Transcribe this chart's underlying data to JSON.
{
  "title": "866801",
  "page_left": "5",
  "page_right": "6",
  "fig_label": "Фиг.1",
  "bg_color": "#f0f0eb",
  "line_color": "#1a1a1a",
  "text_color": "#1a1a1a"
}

▶ [Do this]: Nothing should be left out: return all of the records exactly.

▶ [Exercise solution]:
Transcribe this chart's underlying data to JSON.
{
  "title": "866801",
  "page_left": "5",
  "page_right": "6",
  "fig_label": "Фиг.1",
  "bg_color": "#f0f0eb",
  "line_color": "#1a1a1a",
  "text_color": "#1a1a1a"
}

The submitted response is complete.